RECORDS FOR THE TASK:
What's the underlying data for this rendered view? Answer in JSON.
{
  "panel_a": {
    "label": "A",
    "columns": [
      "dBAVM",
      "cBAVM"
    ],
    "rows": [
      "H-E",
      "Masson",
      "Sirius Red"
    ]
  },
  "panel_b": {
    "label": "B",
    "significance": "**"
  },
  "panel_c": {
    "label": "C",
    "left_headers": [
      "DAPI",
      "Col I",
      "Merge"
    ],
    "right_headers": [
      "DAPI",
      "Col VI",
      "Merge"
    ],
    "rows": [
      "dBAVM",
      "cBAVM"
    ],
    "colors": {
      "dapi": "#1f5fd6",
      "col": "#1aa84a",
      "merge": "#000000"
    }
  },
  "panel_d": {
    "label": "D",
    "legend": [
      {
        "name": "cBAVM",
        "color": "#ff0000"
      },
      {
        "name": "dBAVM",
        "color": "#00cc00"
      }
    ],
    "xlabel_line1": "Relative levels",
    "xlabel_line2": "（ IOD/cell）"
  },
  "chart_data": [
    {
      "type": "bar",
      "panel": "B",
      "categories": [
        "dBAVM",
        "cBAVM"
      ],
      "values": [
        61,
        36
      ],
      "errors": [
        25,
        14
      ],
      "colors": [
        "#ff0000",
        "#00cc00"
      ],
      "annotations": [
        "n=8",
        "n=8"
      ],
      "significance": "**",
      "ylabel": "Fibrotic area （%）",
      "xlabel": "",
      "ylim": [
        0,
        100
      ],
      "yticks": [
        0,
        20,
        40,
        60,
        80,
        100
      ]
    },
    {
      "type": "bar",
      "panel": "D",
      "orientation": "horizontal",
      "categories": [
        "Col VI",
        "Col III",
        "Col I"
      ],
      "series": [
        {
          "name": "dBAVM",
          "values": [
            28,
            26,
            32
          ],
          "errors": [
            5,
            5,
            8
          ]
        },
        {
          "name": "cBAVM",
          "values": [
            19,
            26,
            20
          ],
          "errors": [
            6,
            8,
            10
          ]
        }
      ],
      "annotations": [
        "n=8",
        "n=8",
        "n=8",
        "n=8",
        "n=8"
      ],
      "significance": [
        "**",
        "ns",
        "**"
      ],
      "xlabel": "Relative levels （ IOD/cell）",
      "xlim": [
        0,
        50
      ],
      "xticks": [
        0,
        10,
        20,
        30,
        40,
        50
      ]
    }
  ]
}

EXERCISE: Output every record above exactly as it appears.

COMPLETE ANSWER:
What's the underlying data for this rendered view? Answer in JSON.
{
  "panel_a": {
    "label": "A",
    "columns": [
      "dBAVM",
      "cBAVM"
    ],
    "rows": [
      "H-E",
      "Masson",
      "Sirius Red"
    ]
  },
  "panel_b": {
    "label": "B",
    "significance": "**"
  },
  "panel_c": {
    "label": "C",
    "left_headers": [
      "DAPI",
      "Col I",
      "Merge"
    ],
    "right_headers": [
      "DAPI",
      "Col VI",
      "Merge"
    ],
    "rows": [
      "dBAVM",
      "cBAVM"
    ],
    "colors": {
      "dapi": "#1f5fd6",
      "col": "#1aa84a",
      "merge": "#000000"
    }
  },
  "panel_d": {
    "label": "D",
    "legend": [
      {
        "name": "cBAVM",
        "color": "#ff0000"
      },
      {
        "name": "dBAVM",
        "color": "#00cc00"
      }
    ],
    "xlabel_line1": "Relative levels",
    "xlabel_line2": "（ IOD/cell）"
  },
  "chart_data": [
    {
      "type": "bar",
      "panel": "B",
      "categories": [
        "dBAVM",
        "cBAVM"
      ],
      "values": [
        61,
        36
      ],
      "errors": [
        25,
        14
      ],
      "colors": [
        "#ff0000",
        "#00cc00"
      ],
      "annotations": [
        "n=8",
        "n=8"
      ],
      "significance": "**",
      "ylabel": "Fibrotic area （%）",
      "xlabel": "",
      "ylim": [
        0,
        100
      ],
      "yticks": [
        0,
        20,
        40,
        60,
        80,
        100
      ]
    },
    {
      "type": "bar",
      "panel": "D",
      "orientation": "horizontal",
      "categories": [
        "Col VI",
        "Col III",
        "Col I"
      ],
      "series": [
        {
          "name": "dBAVM",
          "values": [
            28,
            26,
            32
          ],
          "errors": [
            5,
            5,
            8
          ]
        },
        {
          "name": "cBAVM",
          "values": [
            19,
            26,
            20
          ],
          "errors": [
            6,
            8,
            10
          ]
        }
      ],
      "annotations": [
        "n=8",
        "n=8",
        "n=8",
        "n=8",
        "n=8"
      ],
      "significance": [
        "**",
        "ns",
        "**"
      ],
      "xlabel": "Relative levels （ IOD/cell）",
      "xlim": [
        0,
        50
      ],
      "xticks": [
        0,
        10,
        20,
        30,
        40,
        50
      ]
    }
  ]
}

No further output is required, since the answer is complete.